Keep only those lines of the records that include the string "this".

§ **Supplied records**
#####
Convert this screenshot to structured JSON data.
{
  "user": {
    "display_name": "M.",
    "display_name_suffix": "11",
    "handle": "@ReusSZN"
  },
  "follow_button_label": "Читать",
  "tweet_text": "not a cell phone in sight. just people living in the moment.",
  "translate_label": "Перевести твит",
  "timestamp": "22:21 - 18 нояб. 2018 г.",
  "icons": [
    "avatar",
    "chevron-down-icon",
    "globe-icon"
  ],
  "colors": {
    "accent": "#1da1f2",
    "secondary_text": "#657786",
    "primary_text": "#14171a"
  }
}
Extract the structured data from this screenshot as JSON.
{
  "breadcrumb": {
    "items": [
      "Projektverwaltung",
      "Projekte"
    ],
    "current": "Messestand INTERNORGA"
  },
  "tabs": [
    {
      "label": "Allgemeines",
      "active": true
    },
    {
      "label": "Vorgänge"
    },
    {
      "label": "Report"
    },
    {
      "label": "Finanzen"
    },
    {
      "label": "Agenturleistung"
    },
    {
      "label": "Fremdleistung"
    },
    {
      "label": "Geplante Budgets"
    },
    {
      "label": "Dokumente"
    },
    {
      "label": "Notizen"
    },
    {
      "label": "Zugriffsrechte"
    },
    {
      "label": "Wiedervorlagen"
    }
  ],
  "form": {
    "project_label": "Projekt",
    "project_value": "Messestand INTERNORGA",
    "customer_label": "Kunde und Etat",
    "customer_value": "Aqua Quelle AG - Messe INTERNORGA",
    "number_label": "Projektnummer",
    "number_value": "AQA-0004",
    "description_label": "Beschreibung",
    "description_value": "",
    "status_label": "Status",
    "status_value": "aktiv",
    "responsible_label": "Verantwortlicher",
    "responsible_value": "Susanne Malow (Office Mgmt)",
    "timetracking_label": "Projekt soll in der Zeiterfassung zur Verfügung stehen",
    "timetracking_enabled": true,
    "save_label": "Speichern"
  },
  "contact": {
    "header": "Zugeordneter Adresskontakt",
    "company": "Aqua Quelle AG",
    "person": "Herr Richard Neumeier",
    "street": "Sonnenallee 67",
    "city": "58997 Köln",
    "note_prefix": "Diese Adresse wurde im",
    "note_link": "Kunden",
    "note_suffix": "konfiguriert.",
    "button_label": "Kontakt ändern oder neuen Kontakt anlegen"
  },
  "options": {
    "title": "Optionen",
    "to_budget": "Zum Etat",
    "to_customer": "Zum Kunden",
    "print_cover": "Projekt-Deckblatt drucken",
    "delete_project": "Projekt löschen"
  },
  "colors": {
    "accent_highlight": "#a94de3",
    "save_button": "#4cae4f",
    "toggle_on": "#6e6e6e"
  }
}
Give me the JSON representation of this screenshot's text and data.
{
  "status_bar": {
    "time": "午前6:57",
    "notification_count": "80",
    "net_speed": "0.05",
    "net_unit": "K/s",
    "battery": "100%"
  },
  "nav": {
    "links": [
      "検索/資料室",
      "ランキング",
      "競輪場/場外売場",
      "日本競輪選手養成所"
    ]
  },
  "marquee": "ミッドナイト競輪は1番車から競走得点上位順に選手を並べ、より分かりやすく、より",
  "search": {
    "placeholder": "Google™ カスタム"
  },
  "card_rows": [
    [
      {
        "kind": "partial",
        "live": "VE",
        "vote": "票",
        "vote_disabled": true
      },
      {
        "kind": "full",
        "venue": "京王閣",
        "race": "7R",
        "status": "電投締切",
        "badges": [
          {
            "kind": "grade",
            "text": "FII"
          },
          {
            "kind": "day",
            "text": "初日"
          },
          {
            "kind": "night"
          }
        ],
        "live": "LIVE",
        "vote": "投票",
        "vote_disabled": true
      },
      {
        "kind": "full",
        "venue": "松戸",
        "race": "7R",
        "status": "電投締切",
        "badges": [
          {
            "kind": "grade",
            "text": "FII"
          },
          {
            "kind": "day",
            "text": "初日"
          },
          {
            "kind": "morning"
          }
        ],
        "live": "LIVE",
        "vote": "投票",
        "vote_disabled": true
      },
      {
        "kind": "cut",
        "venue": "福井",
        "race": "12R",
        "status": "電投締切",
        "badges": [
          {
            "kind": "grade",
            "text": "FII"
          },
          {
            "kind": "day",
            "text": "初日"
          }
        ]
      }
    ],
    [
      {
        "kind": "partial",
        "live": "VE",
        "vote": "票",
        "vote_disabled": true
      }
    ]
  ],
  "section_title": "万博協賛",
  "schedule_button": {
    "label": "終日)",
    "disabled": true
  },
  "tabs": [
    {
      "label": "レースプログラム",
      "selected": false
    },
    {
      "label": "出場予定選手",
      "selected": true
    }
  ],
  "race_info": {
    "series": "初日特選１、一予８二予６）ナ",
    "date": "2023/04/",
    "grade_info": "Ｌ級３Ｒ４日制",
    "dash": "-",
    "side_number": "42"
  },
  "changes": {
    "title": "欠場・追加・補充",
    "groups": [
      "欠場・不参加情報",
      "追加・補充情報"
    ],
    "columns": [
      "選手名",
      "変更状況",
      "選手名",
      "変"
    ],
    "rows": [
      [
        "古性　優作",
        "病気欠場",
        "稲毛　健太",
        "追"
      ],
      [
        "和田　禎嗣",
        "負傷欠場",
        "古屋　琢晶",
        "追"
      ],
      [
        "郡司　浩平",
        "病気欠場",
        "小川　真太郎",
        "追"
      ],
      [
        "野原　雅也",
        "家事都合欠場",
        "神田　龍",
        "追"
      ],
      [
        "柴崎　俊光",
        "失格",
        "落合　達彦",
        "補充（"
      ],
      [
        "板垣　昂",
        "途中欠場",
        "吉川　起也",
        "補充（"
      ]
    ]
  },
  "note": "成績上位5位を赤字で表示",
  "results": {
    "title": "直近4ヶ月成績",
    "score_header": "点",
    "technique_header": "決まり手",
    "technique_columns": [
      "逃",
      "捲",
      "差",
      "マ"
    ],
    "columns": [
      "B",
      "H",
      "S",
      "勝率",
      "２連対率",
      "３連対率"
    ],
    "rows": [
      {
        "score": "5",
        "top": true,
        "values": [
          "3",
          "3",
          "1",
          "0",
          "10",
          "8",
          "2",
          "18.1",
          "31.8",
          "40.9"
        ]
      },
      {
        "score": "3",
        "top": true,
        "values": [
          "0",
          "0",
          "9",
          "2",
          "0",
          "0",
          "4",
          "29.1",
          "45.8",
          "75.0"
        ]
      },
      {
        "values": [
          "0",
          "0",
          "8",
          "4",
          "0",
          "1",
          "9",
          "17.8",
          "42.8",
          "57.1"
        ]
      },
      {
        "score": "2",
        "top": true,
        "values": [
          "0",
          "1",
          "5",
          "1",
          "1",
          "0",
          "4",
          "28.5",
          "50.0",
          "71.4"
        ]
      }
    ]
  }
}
#####
§ **Exercise response**
Convert this screenshot to structured JSON data.
Extract the structured data from this screenshot as JSON.
Give me the JSON representation of this screenshot's text and data.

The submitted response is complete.